[Short problem]:
Copy every line of the records below where the word "icon" occurs.

== Records provided ==

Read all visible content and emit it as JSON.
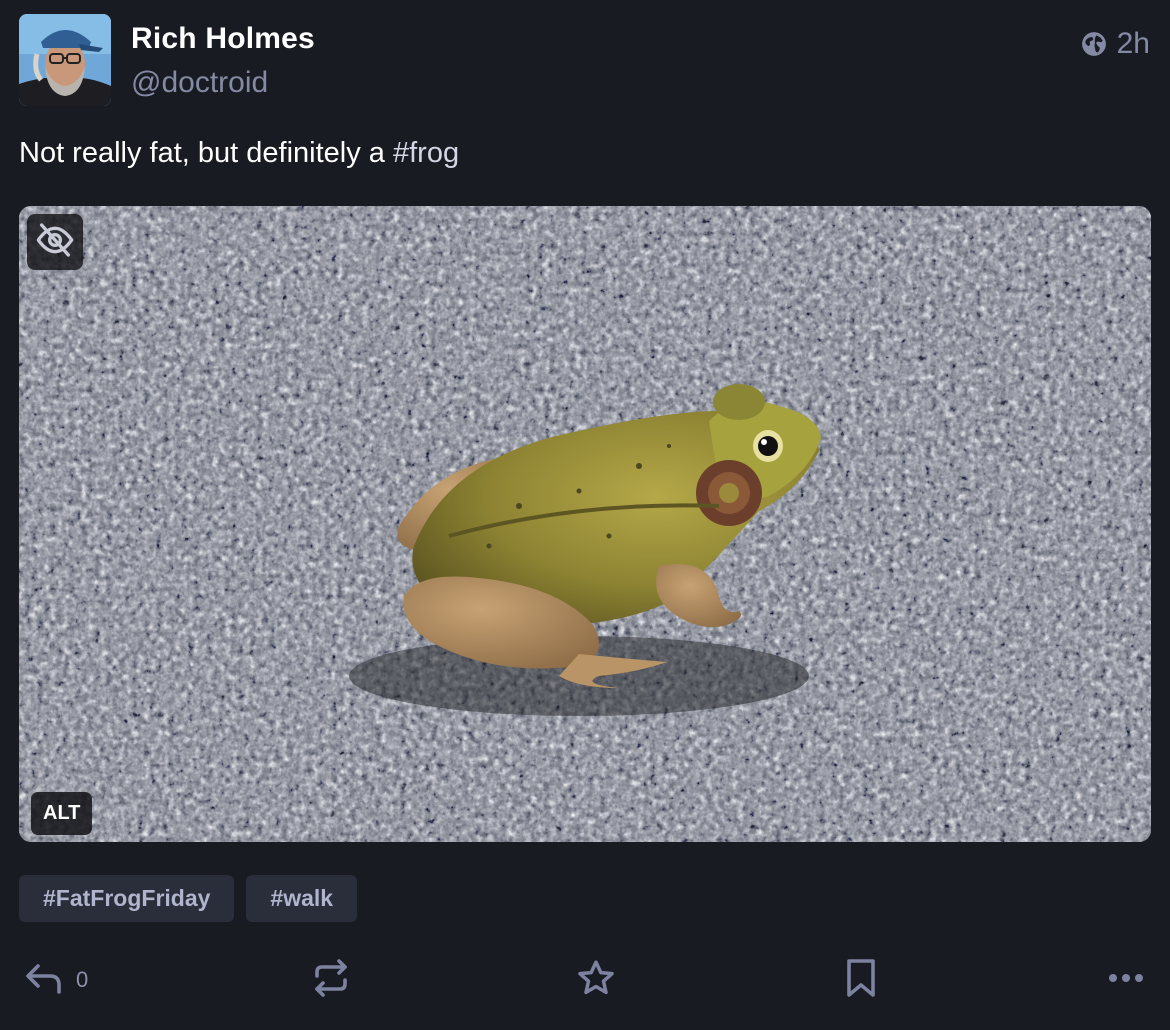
{
  "author": {
    "display_name": "Rich Holmes",
    "handle": "@doctroid"
  },
  "meta": {
    "visibility_icon": "globe-icon",
    "relative_time": "2h"
  },
  "content": {
    "text": "Not really fat, but definitely a ",
    "hashtag": "#frog"
  },
  "media": {
    "hide_icon": "eye-slash-icon",
    "alt_label": "ALT"
  },
  "hashtags": [
    "#FatFrogFriday",
    "#walk"
  ],
  "actions": {
    "reply_count": "0",
    "reply_icon": "reply-icon",
    "boost_icon": "boost-icon",
    "favourite_icon": "star-icon",
    "bookmark_icon": "bookmark-icon",
    "more_icon": "ellipsis-icon"
  },
  "colors": {
    "background": "#191b22",
    "muted_text": "#858aa4",
    "pill_background": "#2a2d3a"
  }
}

===

[Result]:
    "visibility_icon": "globe-icon",
    "hide_icon": "eye-slash-icon",
    "reply_icon": "reply-icon",
    "boost_icon": "boost-icon",
    "favourite_icon": "star-icon",
    "bookmark_icon": "bookmark-icon",
    "more_icon": "ellipsis-icon"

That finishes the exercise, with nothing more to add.